## Dataset excerpts:
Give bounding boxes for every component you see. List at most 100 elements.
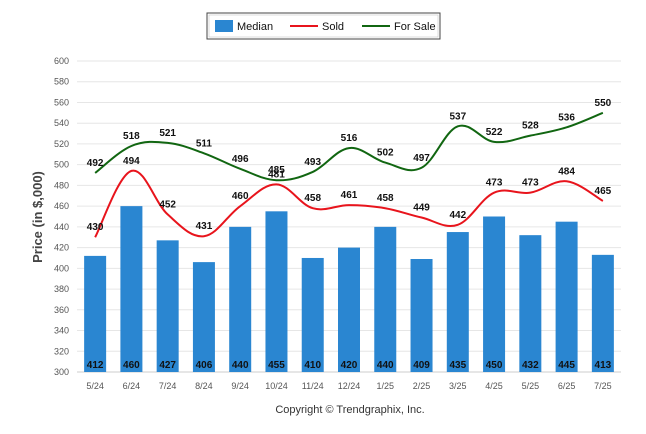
bar (229, 226, 252, 372)
y-axis-label: Price (in $,000) (30, 171, 45, 263)
legend: Median Sold For Sale (206, 12, 441, 40)
y-tick-label: 340 (54, 326, 69, 336)
x-tick-label: 6/24 (123, 381, 141, 391)
bar (555, 221, 578, 372)
y-tick-label: 300 (54, 367, 69, 377)
line-value-label: 496 (232, 154, 249, 165)
line-value-label: 522 (486, 127, 503, 138)
line-value-label: 473 (522, 178, 539, 189)
line-value-label: 494 (123, 156, 140, 167)
bar-value-label: 445 (558, 360, 575, 371)
line-value-label: 473 (486, 178, 503, 189)
line-value-label: 518 (123, 131, 140, 142)
line-value-label: 461 (341, 190, 358, 201)
bar-value-label: 432 (522, 360, 539, 371)
legend-box (206, 12, 441, 40)
x-tick-label: 1/25 (377, 381, 395, 391)
y-tick-label: 520 (54, 139, 69, 149)
copyright-footer: Copyright © Trendgraphix, Inc. (275, 404, 424, 416)
legend-label: For Sale (394, 21, 436, 33)
line-value-label: 521 (159, 128, 176, 139)
line-value-label: 430 (87, 222, 104, 233)
x-tick-label: 6/25 (558, 381, 576, 391)
y-tick-label: 420 (54, 243, 69, 253)
line-value-label: 484 (558, 166, 575, 177)
line-for-sale (94, 111, 604, 182)
data-labels: 412 460 427 406 440 455 410 420 440 409 435 450 432 4… (87, 98, 612, 371)
bar-value-label: 460 (123, 360, 140, 371)
bar (301, 257, 324, 372)
bar-value-label: 455 (268, 360, 285, 371)
bar (483, 216, 506, 372)
y-tick-label: 540 (54, 118, 69, 128)
legend-inner-border (208, 14, 439, 38)
legend-swatch-median (215, 20, 233, 32)
legend-label: Median (237, 21, 273, 33)
bar (519, 235, 542, 372)
bar (265, 211, 288, 372)
y-tick-label: 580 (54, 77, 69, 87)
line-value-label: 458 (304, 193, 321, 204)
y-tick-label: 480 (54, 180, 69, 190)
bar-value-label: 409 (413, 360, 430, 371)
line-value-label: 536 (558, 112, 575, 123)
line-sold (94, 169, 604, 238)
x-tick-label: 8/24 (195, 381, 213, 391)
bar-value-label: 412 (87, 360, 104, 371)
y-tick-label: 600 (54, 56, 69, 66)
y-tick-label: 440 (54, 222, 69, 232)
line-value-label: 492 (87, 158, 104, 169)
line-value-label: 537 (449, 111, 466, 122)
x-tick-label: 2/25 (413, 381, 431, 391)
line-value-label: 485 (268, 165, 285, 176)
bar-value-label: 406 (196, 360, 213, 371)
bar (446, 232, 469, 372)
y-tick-label: 400 (54, 263, 69, 273)
x-tick-label: 5/24 (86, 381, 104, 391)
line-value-label: 511 (196, 138, 213, 149)
bar (338, 247, 360, 372)
bar (192, 262, 215, 372)
line-value-label: 493 (304, 157, 321, 168)
bar (410, 259, 433, 372)
line-value-label: 449 (413, 203, 430, 214)
bar-value-label: 420 (341, 360, 358, 371)
line-value-label: 465 (595, 186, 612, 197)
y-tick-label: 500 (54, 160, 69, 170)
bar (591, 254, 614, 372)
bar (84, 255, 107, 372)
y-tick-label: 460 (54, 201, 69, 211)
line-value-label: 497 (413, 153, 430, 164)
x-tick-label: 10/24 (265, 381, 288, 391)
bar-value-label: 413 (595, 360, 612, 371)
x-tick-label: 7/25 (594, 381, 612, 391)
bar-value-label: 427 (159, 360, 176, 371)
y-tick-label: 380 (54, 284, 69, 294)
line-value-label: 528 (522, 121, 539, 132)
line-value-label: 458 (377, 193, 394, 204)
x-tick-label: 9/24 (231, 381, 249, 391)
bar (120, 206, 143, 372)
bar-value-label: 440 (232, 360, 249, 371)
bar-value-label: 435 (449, 360, 466, 371)
x-tick-label: 4/25 (485, 381, 503, 391)
bar-value-label: 440 (377, 360, 394, 371)
line-value-label: 550 (595, 98, 612, 109)
legend-label: Sold (322, 21, 344, 33)
line-value-label: 502 (377, 148, 394, 159)
x-tick-label: 5/25 (522, 381, 540, 391)
line-value-label: 431 (196, 221, 213, 232)
y-tick-label: 360 (54, 305, 69, 315)
line-value-label: 460 (232, 191, 249, 202)
x-tick-label: 11/24 (302, 381, 324, 391)
x-tick-label: 7/24 (159, 381, 177, 391)
y-tick-label: 320 (54, 346, 69, 356)
line-value-label: 481 (268, 169, 285, 180)
bar (374, 226, 397, 372)
trend-lines (94, 111, 604, 238)
x-tick-label: 12/24 (338, 381, 361, 391)
bar-value-label: 450 (486, 360, 503, 371)
bar-value-label: 410 (304, 360, 321, 371)
x-tick-label: 3/25 (449, 381, 467, 391)
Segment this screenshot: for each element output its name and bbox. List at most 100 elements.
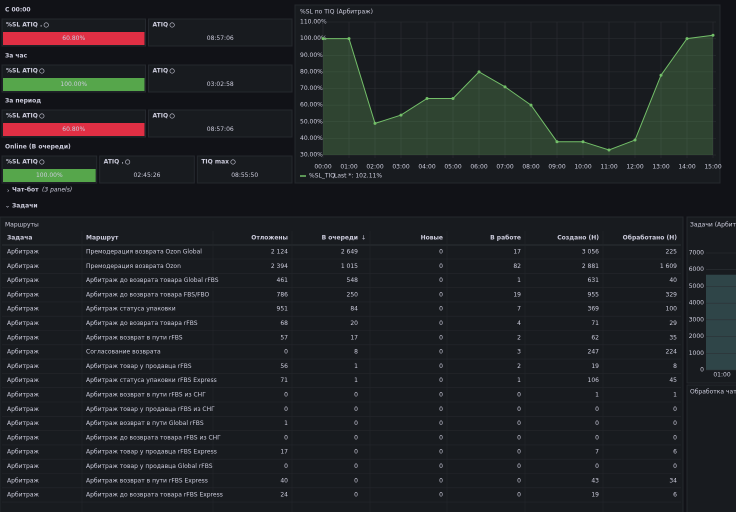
table-cell: 0 [284,349,288,356]
table-cell: 17 [513,249,521,256]
legend-label[interactable]: %SL_TIQ [309,173,335,180]
chart-title: %SL по TIQ (Арбитраж) [300,9,373,16]
table-cell: 1 [354,377,358,384]
table-cell: Арбитраж [7,449,39,456]
row-note: (3 panels) [42,187,72,194]
data-point [529,103,533,107]
side-title: Задачи (Арбитраж [690,222,736,229]
table-cell: 0 [439,449,443,456]
column-header[interactable]: В очереди [322,235,358,242]
table-cell: Арбитраж статуса упаковки rFBS Express [86,377,217,384]
table-cell: 0 [439,277,443,284]
column-header[interactable]: В работе [490,235,521,242]
table-cell: Согласование возврата [86,349,161,356]
table-cell: 0 [439,306,443,313]
table-cell: 45 [669,377,677,384]
table-cell: 0 [439,334,443,341]
side-panel [686,384,736,512]
table-cell: Арбитраж статуса упаковки [86,306,176,313]
info-icon [39,159,45,165]
table-cell: 0 [354,434,358,441]
table-cell: Арбитраж [7,363,39,370]
table-cell: 225 [666,249,678,256]
table-cell: 40 [280,477,288,484]
section-label: С 00:00 [5,7,31,14]
row-title[interactable]: Чат-бот [12,187,39,194]
table-cell: 84 [350,306,358,313]
stat-title: ATIQ [153,113,169,120]
table-cell: 100 [666,306,678,313]
table-cell: 56 [280,363,288,370]
table-cell: Арбитраж [7,377,39,384]
y-tick-label: 7000 [689,250,704,257]
stat-panel [99,155,195,184]
section-label: За час [5,53,28,60]
stat-value: 03:02:58 [207,81,234,88]
table-cell: Арбитраж [7,420,39,427]
table-cell: 3 056 [582,249,599,256]
table-cell: 19 [513,291,521,298]
data-point [711,33,715,37]
y-tick-label: 5000 [689,283,704,290]
y-tick-label: 30.00% [300,152,323,159]
table-cell: Арбитраж [7,334,39,341]
column-header[interactable]: Задача [7,235,32,242]
stat-panel [148,109,293,138]
x-tick-label: 02:00 [366,164,383,171]
stat-value: 100.00% [60,81,87,88]
table-cell: 0 [354,492,358,499]
table-cell: 2 [517,363,521,370]
info-icon [125,159,131,165]
data-point [373,121,377,125]
column-header[interactable]: Маршрут [86,235,119,242]
row-toggle-icon[interactable]: ⌄ [5,203,10,210]
data-point [659,73,663,77]
data-point [477,70,481,74]
table-cell: 0 [284,406,288,413]
table-cell: Арбитраж [7,320,39,327]
table-cell: 0 [439,434,443,441]
stat-title: %SL ATIQ [6,68,38,75]
table-cell: Арбитраж до возврата товара rFBS из СНГ [86,434,221,441]
x-tick-label: 14:00 [678,164,695,171]
info-icon [39,113,45,119]
table-cell: 1 015 [341,263,358,270]
info-icon [169,68,175,74]
data-point [451,96,455,100]
stat-panel [148,18,293,47]
column-header[interactable]: Создано (Н) [557,235,599,242]
column-header[interactable]: Отложены [251,235,288,242]
x-tick-label: 01:00 [713,372,730,379]
table-cell: 7 [595,449,599,456]
stat-value: 08:57:06 [207,35,234,42]
table-cell: Арбитраж [7,277,39,284]
column-header[interactable]: Новые [421,235,443,242]
data-point [347,37,351,41]
table-cell: 0 [517,492,521,499]
x-tick-label: 11:00 [600,164,617,171]
table-cell: 40 [669,277,677,284]
row-toggle-icon[interactable]: › [7,188,9,195]
table-cell: 0 [439,349,443,356]
legend-stat: Last *: 102.11% [334,173,382,180]
table-cell: Арбитраж возврат в пути rFBS Express [86,477,208,484]
side-bar [706,274,736,370]
table-cell: 1 [517,377,521,384]
x-tick-label: 15:00 [704,164,721,171]
table-cell: 8 [354,349,358,356]
table-cell: 0 [439,477,443,484]
table-cell: 0 [517,406,521,413]
table-cell: 0 [439,363,443,370]
y-tick-label: 2000 [689,333,704,340]
table-cell: 0 [517,420,521,427]
table-panel [0,216,684,512]
table-cell: 461 [277,277,289,284]
table-cell: 71 [591,320,599,327]
info-icon [169,22,175,28]
data-point [633,138,637,142]
column-header[interactable]: Обработано (Н) [623,235,678,242]
row-title[interactable]: Задачи [12,203,38,210]
table-cell: 35 [669,334,677,341]
table-cell: Арбитраж [7,434,39,441]
table-cell: 369 [588,306,600,313]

## Task requirements:
Copy out, word for word, everything in the records above from the line containing "bar (229, 226, 252, 372)" down to the line containing "y-tick-label: 300 (54, 367, 69, 377)", with both of those lines included.

## Task result:
bar (229, 226, 252, 372)
y-axis-label: Price (in $,000) (30, 171, 45, 263)
legend: Median Sold For Sale (206, 12, 441, 40)
y-tick-label: 340 (54, 326, 69, 336)
x-tick-label: 6/24 (123, 381, 141, 391)
bar (555, 221, 578, 372)
y-tick-label: 300 (54, 367, 69, 377)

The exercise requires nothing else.